--- begin Provided material ---
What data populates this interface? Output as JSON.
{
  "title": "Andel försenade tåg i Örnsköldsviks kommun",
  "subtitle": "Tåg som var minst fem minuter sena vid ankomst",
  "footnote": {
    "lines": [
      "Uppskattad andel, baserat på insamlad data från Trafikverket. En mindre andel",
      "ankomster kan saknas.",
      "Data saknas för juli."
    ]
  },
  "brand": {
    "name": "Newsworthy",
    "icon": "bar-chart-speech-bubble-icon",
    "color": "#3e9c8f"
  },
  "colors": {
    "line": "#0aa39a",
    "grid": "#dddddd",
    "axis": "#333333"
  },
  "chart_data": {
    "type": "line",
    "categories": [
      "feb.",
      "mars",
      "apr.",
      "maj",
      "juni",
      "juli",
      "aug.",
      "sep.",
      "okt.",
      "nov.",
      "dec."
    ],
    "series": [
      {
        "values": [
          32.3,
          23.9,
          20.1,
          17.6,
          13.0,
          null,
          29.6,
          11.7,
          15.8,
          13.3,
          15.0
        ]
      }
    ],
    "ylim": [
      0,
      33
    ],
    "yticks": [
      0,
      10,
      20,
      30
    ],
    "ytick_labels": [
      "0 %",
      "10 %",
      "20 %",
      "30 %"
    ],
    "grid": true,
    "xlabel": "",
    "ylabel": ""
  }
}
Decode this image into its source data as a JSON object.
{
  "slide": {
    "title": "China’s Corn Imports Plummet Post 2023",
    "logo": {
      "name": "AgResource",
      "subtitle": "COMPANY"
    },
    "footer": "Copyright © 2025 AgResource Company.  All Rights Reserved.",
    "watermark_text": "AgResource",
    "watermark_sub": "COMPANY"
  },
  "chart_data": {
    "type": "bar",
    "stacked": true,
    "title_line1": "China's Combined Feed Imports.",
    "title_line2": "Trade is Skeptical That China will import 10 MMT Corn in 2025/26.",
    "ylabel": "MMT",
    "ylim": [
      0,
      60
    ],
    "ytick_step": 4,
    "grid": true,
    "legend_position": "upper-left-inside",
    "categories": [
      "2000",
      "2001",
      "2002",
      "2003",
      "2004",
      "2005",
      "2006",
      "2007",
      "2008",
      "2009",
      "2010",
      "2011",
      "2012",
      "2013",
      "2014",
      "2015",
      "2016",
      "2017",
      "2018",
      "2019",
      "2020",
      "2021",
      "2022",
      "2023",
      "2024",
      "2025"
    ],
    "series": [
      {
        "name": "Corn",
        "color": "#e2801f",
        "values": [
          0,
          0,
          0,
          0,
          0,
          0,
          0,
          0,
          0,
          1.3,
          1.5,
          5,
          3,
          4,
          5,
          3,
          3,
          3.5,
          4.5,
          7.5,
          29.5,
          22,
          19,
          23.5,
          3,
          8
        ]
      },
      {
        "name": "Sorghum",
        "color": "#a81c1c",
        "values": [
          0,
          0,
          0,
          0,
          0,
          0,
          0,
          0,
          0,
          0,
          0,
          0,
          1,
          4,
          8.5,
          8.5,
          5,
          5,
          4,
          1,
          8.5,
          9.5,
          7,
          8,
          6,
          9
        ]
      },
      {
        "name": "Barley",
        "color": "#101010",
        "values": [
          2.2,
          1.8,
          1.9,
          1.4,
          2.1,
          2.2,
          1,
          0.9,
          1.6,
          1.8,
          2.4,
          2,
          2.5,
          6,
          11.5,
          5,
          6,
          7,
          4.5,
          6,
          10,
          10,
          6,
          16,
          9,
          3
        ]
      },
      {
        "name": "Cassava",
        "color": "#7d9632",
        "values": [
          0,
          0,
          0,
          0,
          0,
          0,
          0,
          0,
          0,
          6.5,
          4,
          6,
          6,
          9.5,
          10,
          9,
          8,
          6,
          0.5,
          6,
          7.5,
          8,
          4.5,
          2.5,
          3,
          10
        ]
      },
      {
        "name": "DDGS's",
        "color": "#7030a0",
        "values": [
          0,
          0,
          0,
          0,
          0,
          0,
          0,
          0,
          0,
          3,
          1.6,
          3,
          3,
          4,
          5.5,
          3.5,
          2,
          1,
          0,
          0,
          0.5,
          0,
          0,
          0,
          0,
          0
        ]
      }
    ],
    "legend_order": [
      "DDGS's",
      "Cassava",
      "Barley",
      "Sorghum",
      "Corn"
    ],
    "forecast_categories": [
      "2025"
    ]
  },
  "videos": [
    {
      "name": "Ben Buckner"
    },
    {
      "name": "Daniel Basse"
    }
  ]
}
--- end Provided material ---
Task to complete:
Retype the records above exactly.

Exercise answer:
What data populates this interface? Output as JSON.
{
  "title": "Andel försenade tåg i Örnsköldsviks kommun",
  "subtitle": "Tåg som var minst fem minuter sena vid ankomst",
  "footnote": {
    "lines": [
      "Uppskattad andel, baserat på insamlad data från Trafikverket. En mindre andel",
      "ankomster kan saknas.",
      "Data saknas för juli."
    ]
  },
  "brand": {
    "name": "Newsworthy",
    "icon": "bar-chart-speech-bubble-icon",
    "color": "#3e9c8f"
  },
  "colors": {
    "line": "#0aa39a",
    "grid": "#dddddd",
    "axis": "#333333"
  },
  "chart_data": {
    "type": "line",
    "categories": [
      "feb.",
      "mars",
      "apr.",
      "maj",
      "juni",
      "juli",
      "aug.",
      "sep.",
      "okt.",
      "nov.",
      "dec."
    ],
    "series": [
      {
        "values": [
          32.3,
          23.9,
          20.1,
          17.6,
          13.0,
          null,
          29.6,
          11.7,
          15.8,
          13.3,
          15.0
        ]
      }
    ],
    "ylim": [
      0,
      33
    ],
    "yticks": [
      0,
      10,
      20,
      30
    ],
    "ytick_labels": [
      "0 %",
      "10 %",
      "20 %",
      "30 %"
    ],
    "grid": true,
    "xlabel": "",
    "ylabel": ""
  }
}
Decode this image into its source data as a JSON object.
{
  "slide": {
    "title": "China’s Corn Imports Plummet Post 2023",
    "logo": {
      "name": "AgResource",
      "subtitle": "COMPANY"
    },
    "footer": "Copyright © 2025 AgResource Company.  All Rights Reserved.",
    "watermark_text": "AgResource",
    "watermark_sub": "COMPANY"
  },
  "chart_data": {
    "type": "bar",
    "stacked": true,
    "title_line1": "China's Combined Feed Imports.",
    "title_line2": "Trade is Skeptical That China will import 10 MMT Corn in 2025/26.",
    "ylabel": "MMT",
    "ylim": [
      0,
      60
    ],
    "ytick_step": 4,
    "grid": true,
    "legend_position": "upper-left-inside",
    "categories": [
      "2000",
      "2001",
      "2002",
      "2003",
      "2004",
      "2005",
      "2006",
      "2007",
      "2008",
      "2009",
      "2010",
      "2011",
      "2012",
      "2013",
      "2014",
      "2015",
      "2016",
      "2017",
      "2018",
      "2019",
      "2020",
      "2021",
      "2022",
      "2023",
      "2024",
      "2025"
    ],
    "series": [
      {
        "name": "Corn",
        "color": "#e2801f",
        "values": [
          0,
          0,
          0,
          0,
          0,
          0,
          0,
          0,
          0,
          1.3,
          1.5,
          5,
          3,
          4,
          5,
          3,
          3,
          3.5,
          4.5,
          7.5,
          29.5,
          22,
          19,
          23.5,
          3,
          8
        ]
      },
      {
        "name": "Sorghum",
        "color": "#a81c1c",
        "values": [
          0,
          0,
          0,
          0,
          0,
          0,
          0,
          0,
          0,
          0,
          0,
          0,
          1,
          4,
          8.5,
          8.5,
          5,
          5,
          4,
          1,
          8.5,
          9.5,
          7,
          8,
          6,
          9
        ]
      },
      {
        "name": "Barley",
        "color": "#101010",
        "values": [
          2.2,
          1.8,
          1.9,
          1.4,
          2.1,
          2.2,
          1,
          0.9,
          1.6,
          1.8,
          2.4,
          2,
          2.5,
          6,
          11.5,
          5,
          6,
          7,
          4.5,
          6,
          10,
          10,
          6,
          16,
          9,
          3
        ]
      },
      {
        "name": "Cassava",
        "color": "#7d9632",
        "values": [
          0,
          0,
          0,
          0,
          0,
          0,
          0,
          0,
          0,
          6.5,
          4,
          6,
          6,
          9.5,
          10,
          9,
          8,
          6,
          0.5,
          6,
          7.5,
          8,
          4.5,
          2.5,
          3,
          10
        ]
      },
      {
        "name": "DDGS's",
        "color": "#7030a0",
        "values": [
          0,
          0,
          0,
          0,
          0,
          0,
          0,
          0,
          0,
          3,
          1.6,
          3,
          3,
          4,
          5.5,
          3.5,
          2,
          1,
          0,
          0,
          0.5,
          0,
          0,
          0,
          0,
          0
        ]
      }
    ],
    "legend_order": [
      "DDGS's",
      "Cassava",
      "Barley",
      "Sorghum",
      "Corn"
    ],
    "forecast_categories": [
      "2025"
    ]
  },
  "videos": [
    {
      "name": "Ben Buckner"
    },
    {
      "name": "Daniel Basse"
    }
  ]
}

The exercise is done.